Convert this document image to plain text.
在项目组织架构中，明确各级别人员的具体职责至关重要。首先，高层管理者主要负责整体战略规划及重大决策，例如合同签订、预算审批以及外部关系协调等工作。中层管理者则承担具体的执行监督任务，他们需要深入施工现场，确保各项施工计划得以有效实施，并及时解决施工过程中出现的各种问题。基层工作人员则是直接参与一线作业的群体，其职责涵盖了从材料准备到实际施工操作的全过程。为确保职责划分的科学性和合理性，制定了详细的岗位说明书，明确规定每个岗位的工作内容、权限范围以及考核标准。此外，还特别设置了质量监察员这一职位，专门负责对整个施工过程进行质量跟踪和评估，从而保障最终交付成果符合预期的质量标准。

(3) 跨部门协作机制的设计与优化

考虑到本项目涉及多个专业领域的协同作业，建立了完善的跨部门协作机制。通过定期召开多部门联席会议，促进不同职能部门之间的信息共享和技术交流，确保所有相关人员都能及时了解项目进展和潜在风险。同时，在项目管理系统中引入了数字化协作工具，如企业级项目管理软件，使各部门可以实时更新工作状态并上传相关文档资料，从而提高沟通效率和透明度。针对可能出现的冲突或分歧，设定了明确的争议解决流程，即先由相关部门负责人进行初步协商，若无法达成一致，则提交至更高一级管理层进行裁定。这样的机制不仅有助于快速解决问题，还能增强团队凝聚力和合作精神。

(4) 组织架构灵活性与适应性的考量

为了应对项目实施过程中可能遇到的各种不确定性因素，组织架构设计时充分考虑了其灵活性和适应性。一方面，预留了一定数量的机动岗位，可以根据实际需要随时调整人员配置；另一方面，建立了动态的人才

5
════════
Return every line exactly.

Convert this document image to plain text.
在项目组织架构中，明确各级别人员的具体职责至关重要。首先，高层管理者主要负责整体战略规划及重大决策，例如合同签订、预算审批以及外部关系协调等工作。中层管理者则承担具体的执行监督任务，他们需要深入施工现场，确保各项施工计划得以有效实施，并及时解决施工过程中出现的各种问题。基层工作人员则是直接参与一线作业的群体，其职责涵盖了从材料准备到实际施工操作的全过程。为确保职责划分的科学性和合理性，制定了详细的岗位说明书，明确规定每个岗位的工作内容、权限范围以及考核标准。此外，还特别设置了质量监察员这一职位，专门负责对整个施工过程进行质量跟踪和评估，从而保障最终交付成果符合预期的质量标准。

(3) 跨部门协作机制的设计与优化

考虑到本项目涉及多个专业领域的协同作业，建立了完善的跨部门协作机制。通过定期召开多部门联席会议，促进不同职能部门之间的信息共享和技术交流，确保所有相关人员都能及时了解项目进展和潜在风险。同时，在项目管理系统中引入了数字化协作工具，如企业级项目管理软件，使各部门可以实时更新工作状态并上传相关文档资料，从而提高沟通效率和透明度。针对可能出现的冲突或分歧，设定了明确的争议解决流程，即先由相关部门负责人进行初步协商，若无法达成一致，则提交至更高一级管理层进行裁定。这样的机制不仅有助于快速解决问题，还能增强团队凝聚力和合作精神。

(4) 组织架构灵活性与适应性的考量

为了应对项目实施过程中可能遇到的各种不确定性因素，组织架构设计时充分考虑了其灵活性和适应性。一方面，预留了一定数量的机动岗位，可以根据实际需要随时调整人员配置；另一方面，建立了动态的人才

5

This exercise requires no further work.